### REQUIRED WORK
Gather every line from the entries below that includes "tabrakan".

[Collection entries]
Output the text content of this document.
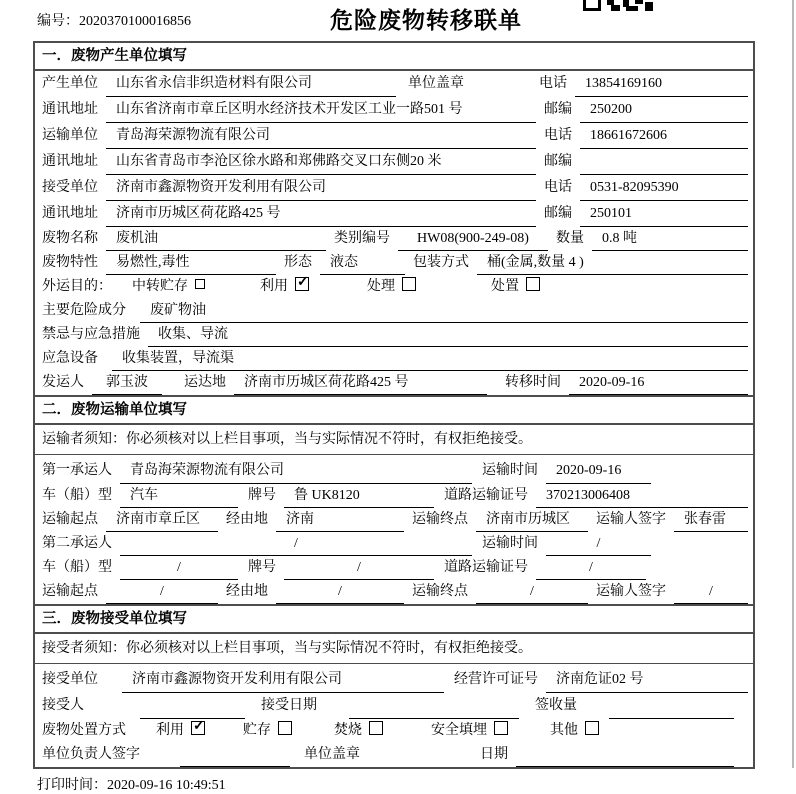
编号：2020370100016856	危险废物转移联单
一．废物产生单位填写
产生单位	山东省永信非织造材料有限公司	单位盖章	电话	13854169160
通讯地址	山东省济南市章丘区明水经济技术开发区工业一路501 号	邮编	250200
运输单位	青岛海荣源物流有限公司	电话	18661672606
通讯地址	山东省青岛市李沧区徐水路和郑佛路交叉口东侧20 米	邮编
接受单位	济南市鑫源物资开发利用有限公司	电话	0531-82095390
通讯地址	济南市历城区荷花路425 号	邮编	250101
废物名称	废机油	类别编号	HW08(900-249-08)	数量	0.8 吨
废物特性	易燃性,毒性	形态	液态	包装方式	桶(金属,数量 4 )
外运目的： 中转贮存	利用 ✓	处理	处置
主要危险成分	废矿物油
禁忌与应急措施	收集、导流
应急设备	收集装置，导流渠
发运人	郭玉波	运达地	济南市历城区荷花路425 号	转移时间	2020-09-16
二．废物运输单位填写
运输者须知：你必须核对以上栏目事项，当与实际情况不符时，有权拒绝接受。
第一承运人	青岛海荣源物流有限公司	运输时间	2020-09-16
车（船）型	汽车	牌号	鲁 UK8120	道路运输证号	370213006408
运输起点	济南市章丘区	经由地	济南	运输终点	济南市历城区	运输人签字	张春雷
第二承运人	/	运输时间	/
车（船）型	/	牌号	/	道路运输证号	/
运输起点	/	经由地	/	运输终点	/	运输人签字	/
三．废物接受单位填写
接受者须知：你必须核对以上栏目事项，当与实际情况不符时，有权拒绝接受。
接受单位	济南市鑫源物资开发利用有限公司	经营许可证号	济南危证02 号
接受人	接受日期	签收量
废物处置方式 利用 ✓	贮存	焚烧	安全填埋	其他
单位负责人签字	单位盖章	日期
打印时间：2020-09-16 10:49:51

...

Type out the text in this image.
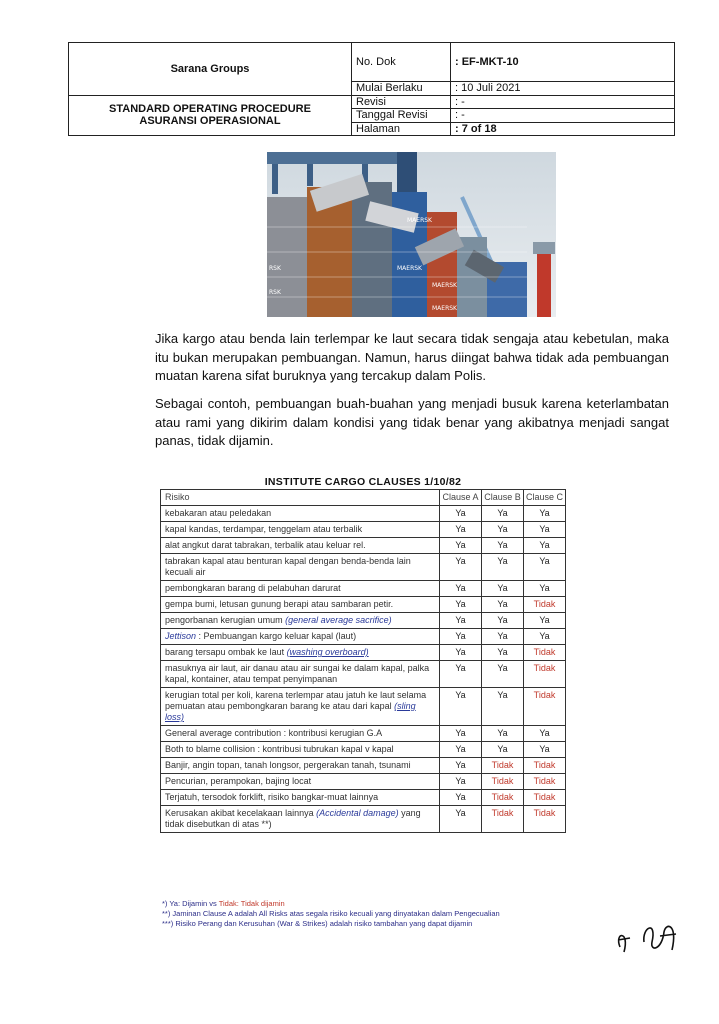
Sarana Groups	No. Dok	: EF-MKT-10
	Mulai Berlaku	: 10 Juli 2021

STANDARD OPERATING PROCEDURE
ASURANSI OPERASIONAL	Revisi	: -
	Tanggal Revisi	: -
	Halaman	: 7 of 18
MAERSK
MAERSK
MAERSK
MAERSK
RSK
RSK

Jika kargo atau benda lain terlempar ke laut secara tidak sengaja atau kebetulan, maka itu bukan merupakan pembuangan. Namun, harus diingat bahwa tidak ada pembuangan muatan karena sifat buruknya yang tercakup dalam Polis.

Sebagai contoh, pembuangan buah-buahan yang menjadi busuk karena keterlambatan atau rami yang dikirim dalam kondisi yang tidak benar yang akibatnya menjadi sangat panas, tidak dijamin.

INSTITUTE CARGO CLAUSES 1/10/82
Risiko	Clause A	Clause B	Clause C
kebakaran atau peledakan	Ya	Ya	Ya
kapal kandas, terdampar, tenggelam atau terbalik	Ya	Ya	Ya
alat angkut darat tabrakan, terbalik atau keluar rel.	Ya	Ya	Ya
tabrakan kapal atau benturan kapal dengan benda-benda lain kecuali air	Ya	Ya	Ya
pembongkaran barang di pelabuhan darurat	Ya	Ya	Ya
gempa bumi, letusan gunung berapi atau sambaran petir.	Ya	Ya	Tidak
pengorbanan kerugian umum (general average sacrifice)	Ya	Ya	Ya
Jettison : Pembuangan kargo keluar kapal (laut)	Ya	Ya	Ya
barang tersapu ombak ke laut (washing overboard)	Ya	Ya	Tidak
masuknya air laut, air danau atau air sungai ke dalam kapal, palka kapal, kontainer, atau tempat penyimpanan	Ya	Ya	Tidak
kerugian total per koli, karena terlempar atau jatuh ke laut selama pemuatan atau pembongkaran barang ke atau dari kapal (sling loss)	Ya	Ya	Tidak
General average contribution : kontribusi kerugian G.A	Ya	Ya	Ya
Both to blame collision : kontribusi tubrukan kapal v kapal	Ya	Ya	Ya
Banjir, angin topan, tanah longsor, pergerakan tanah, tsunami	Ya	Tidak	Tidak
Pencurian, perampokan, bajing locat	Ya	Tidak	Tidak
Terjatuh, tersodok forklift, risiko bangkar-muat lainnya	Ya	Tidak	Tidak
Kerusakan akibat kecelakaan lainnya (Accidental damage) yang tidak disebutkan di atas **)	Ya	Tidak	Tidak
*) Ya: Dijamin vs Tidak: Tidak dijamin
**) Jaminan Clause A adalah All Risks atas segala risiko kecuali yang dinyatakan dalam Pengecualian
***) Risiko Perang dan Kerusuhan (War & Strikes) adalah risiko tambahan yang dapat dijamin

### ANSWER TO THIS TASK
alat angkut darat tabrakan, terbalik atau keluar rel.	Ya	Ya	Ya
tabrakan kapal atau benturan kapal dengan benda-benda lain kecuali air	Ya	Ya	Ya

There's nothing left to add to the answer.